- **WHAT TO DO**:
Images embedded in the records are excluded; print everything else exactly as given.

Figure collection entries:
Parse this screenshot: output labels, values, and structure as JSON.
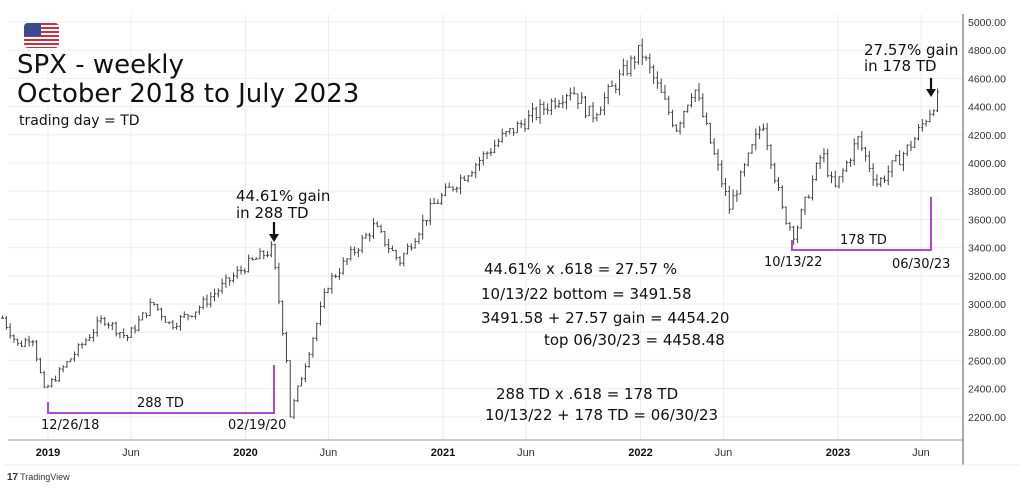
{
  "header": {
    "flag_icon": "us-flag-icon",
    "title_line1": "SPX - weekly",
    "title_line2": "October 2018 to July 2023",
    "subtitle": "trading day = TD"
  },
  "annotations": {
    "gain1_line1": "44.61% gain",
    "gain1_line2": "in 288 TD",
    "gain2_line1": "27.57% gain",
    "gain2_line2": "in 178 TD",
    "bracket1_label": "288 TD",
    "bracket1_start": "12/26/18",
    "bracket1_end": "02/19/20",
    "bracket2_label": "178 TD",
    "bracket2_start": "10/13/22",
    "bracket2_end": "06/30/23",
    "calc1": "44.61% x .618 = 27.57 %",
    "calc2": "10/13/22 bottom = 3491.58",
    "calc3": "3491.58 + 27.57 gain = 4454.20",
    "calc4": "top 06/30/23 = 4458.48",
    "calc5": "288 TD x .618 = 178 TD",
    "calc6": "10/13/22 + 178 TD = 06/30/23",
    "bracket_color": "#b04bc8"
  },
  "footer": {
    "brand": "TradingView"
  },
  "chart_data": {
    "type": "ohlc",
    "title": "SPX - weekly",
    "xlabel": "",
    "ylabel": "",
    "ylim": [
      2050,
      5000
    ],
    "y_ticks": [
      "5000.00",
      "4800.00",
      "4600.00",
      "4400.00",
      "4200.00",
      "4000.00",
      "3800.00",
      "3600.00",
      "3400.00",
      "3200.00",
      "3000.00",
      "2800.00",
      "2600.00",
      "2400.00",
      "2200.00"
    ],
    "x_ticks": [
      {
        "label": "2019",
        "t": 2019.0,
        "year": true
      },
      {
        "label": "Jun",
        "t": 2019.42,
        "year": false
      },
      {
        "label": "2020",
        "t": 2020.0,
        "year": true
      },
      {
        "label": "Jun",
        "t": 2020.42,
        "year": false
      },
      {
        "label": "2021",
        "t": 2021.0,
        "year": true
      },
      {
        "label": "Jun",
        "t": 2021.42,
        "year": false
      },
      {
        "label": "2022",
        "t": 2022.0,
        "year": true
      },
      {
        "label": "Jun",
        "t": 2022.42,
        "year": false
      },
      {
        "label": "2023",
        "t": 2023.0,
        "year": true
      },
      {
        "label": "Jun",
        "t": 2023.42,
        "year": false
      }
    ],
    "xlim": [
      2018.77,
      2023.95
    ],
    "approx_weekly_path": [
      [
        2018.77,
        2900
      ],
      [
        2018.85,
        2700
      ],
      [
        2018.92,
        2780
      ],
      [
        2018.98,
        2380
      ],
      [
        2019.28,
        2900
      ],
      [
        2019.4,
        2760
      ],
      [
        2019.53,
        3010
      ],
      [
        2019.62,
        2850
      ],
      [
        2019.75,
        2960
      ],
      [
        2020.0,
        3270
      ],
      [
        2020.135,
        3390
      ],
      [
        2020.22,
        2480
      ],
      [
        2020.225,
        2200
      ],
      [
        2020.42,
        3150
      ],
      [
        2020.65,
        3550
      ],
      [
        2020.78,
        3300
      ],
      [
        2020.95,
        3700
      ],
      [
        2021.3,
        4180
      ],
      [
        2021.65,
        4530
      ],
      [
        2021.75,
        4330
      ],
      [
        2022.0,
        4800
      ],
      [
        2022.18,
        4250
      ],
      [
        2022.27,
        4550
      ],
      [
        2022.45,
        3680
      ],
      [
        2022.62,
        4300
      ],
      [
        2022.72,
        3650
      ],
      [
        2022.78,
        3491
      ],
      [
        2022.92,
        4080
      ],
      [
        2022.98,
        3800
      ],
      [
        2023.1,
        4170
      ],
      [
        2023.2,
        3850
      ],
      [
        2023.38,
        4150
      ],
      [
        2023.495,
        4450
      ],
      [
        2023.52,
        4460
      ]
    ]
  }
}
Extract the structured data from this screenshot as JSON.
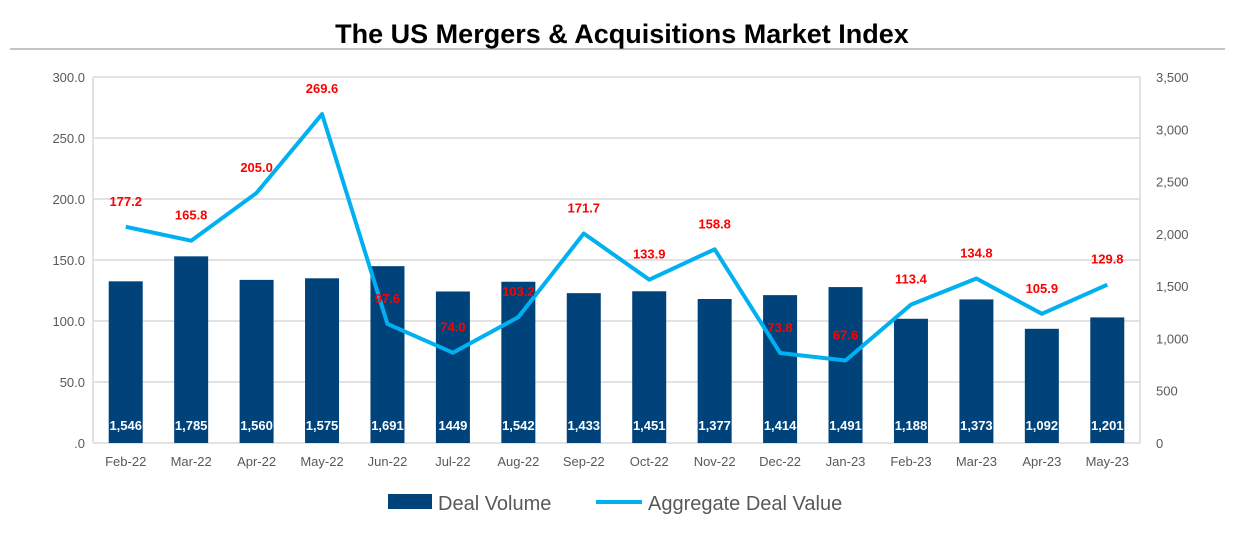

- **THE REPLY**:
Parse this screenshot: output labels, values, and structure as JSON.
{
  "header": {
    "flag_icon": "us-flag-icon",
    "title_line1": "SPX - weekly",
    "title_line2": "October 2018 to July 2023",
    "subtitle": "trading day = TD"
  },
  "annotations": {
    "gain1_line1": "44.61% gain",
    "gain1_line2": "in 288 TD",
    "gain2_line1": "27.57% gain",
    "gain2_line2": "in 178 TD",
    "bracket1_label": "288 TD",
    "bracket1_start": "12/26/18",
    "bracket1_end": "02/19/20",
    "bracket2_label": "178 TD",
    "bracket2_start": "10/13/22",
    "bracket2_end": "06/30/23",
    "calc1": "44.61% x .618 = 27.57 %",
    "calc2": "10/13/22 bottom = 3491.58",
    "calc3": "3491.58 + 27.57 gain = 4454.20",
    "calc4": "top 06/30/23 = 4458.48",
    "calc5": "288 TD x .618 = 178 TD",
    "calc6": "10/13/22 + 178 TD = 06/30/23",
    "bracket_color": "#b04bc8"
  },
  "footer": {
    "brand": "TradingView"
  },
  "chart_data": {
    "type": "ohlc",
    "title": "SPX - weekly",
    "xlabel": "",
    "ylabel": "",
    "ylim": [
      2050,
      5000
    ],
    "y_ticks": [
      "5000.00",
      "4800.00",
      "4600.00",
      "4400.00",
      "4200.00",
      "4000.00",
      "3800.00",
      "3600.00",
      "3400.00",
      "3200.00",
      "3000.00",
      "2800.00",
      "2600.00",
      "2400.00",
      "2200.00"
    ],
    "x_ticks": [
      {
        "label": "2019",
        "t": 2019.0,
        "year": true
      },
      {
        "label": "Jun",
        "t": 2019.42,
        "year": false
      },
      {
        "label": "2020",
        "t": 2020.0,
        "year": true
      },
      {
        "label": "Jun",
        "t": 2020.42,
        "year": false
      },
      {
        "label": "2021",
        "t": 2021.0,
        "year": true
      },
      {
        "label": "Jun",
        "t": 2021.42,
        "year": false
      },
      {
        "label": "2022",
        "t": 2022.0,
        "year": true
      },
      {
        "label": "Jun",
        "t": 2022.42,
        "year": false
      },
      {
        "label": "2023",
        "t": 2023.0,
        "year": true
      },
      {
        "label": "Jun",
        "t": 2023.42,
        "year": false
      }
    ],
    "xlim": [
      2018.77,
      2023.95
    ],
    "approx_weekly_path": [
      [
        2018.77,
        2900
      ],
      [
        2018.85,
        2700
      ],
      [
        2018.92,
        2780
      ],
      [
        2018.98,
        2380
      ],
      [
        2019.28,
        2900
      ],
      [
        2019.4,
        2760
      ],
      [
        2019.53,
        3010
      ],
      [
        2019.62,
        2850
      ],
      [
        2019.75,
        2960
      ],
      [
        2020.0,
        3270
      ],
      [
        2020.135,
        3390
      ],
      [
        2020.22,
        2480
      ],
      [
        2020.225,
        2200
      ],
      [
        2020.42,
        3150
      ],
      [
        2020.65,
        3550
      ],
      [
        2020.78,
        3300
      ],
      [
        2020.95,
        3700
      ],
      [
        2021.3,
        4180
      ],
      [
        2021.65,
        4530
      ],
      [
        2021.75,
        4330
      ],
      [
        2022.0,
        4800
      ],
      [
        2022.18,
        4250
      ],
      [
        2022.27,
        4550
      ],
      [
        2022.45,
        3680
      ],
      [
        2022.62,
        4300
      ],
      [
        2022.72,
        3650
      ],
      [
        2022.78,
        3491
      ],
      [
        2022.92,
        4080
      ],
      [
        2022.98,
        3800
      ],
      [
        2023.1,
        4170
      ],
      [
        2023.2,
        3850
      ],
      [
        2023.38,
        4150
      ],
      [
        2023.495,
        4450
      ],
      [
        2023.52,
        4460
      ]
    ]
  }
}
Extract the structured data from this screenshot as JSON.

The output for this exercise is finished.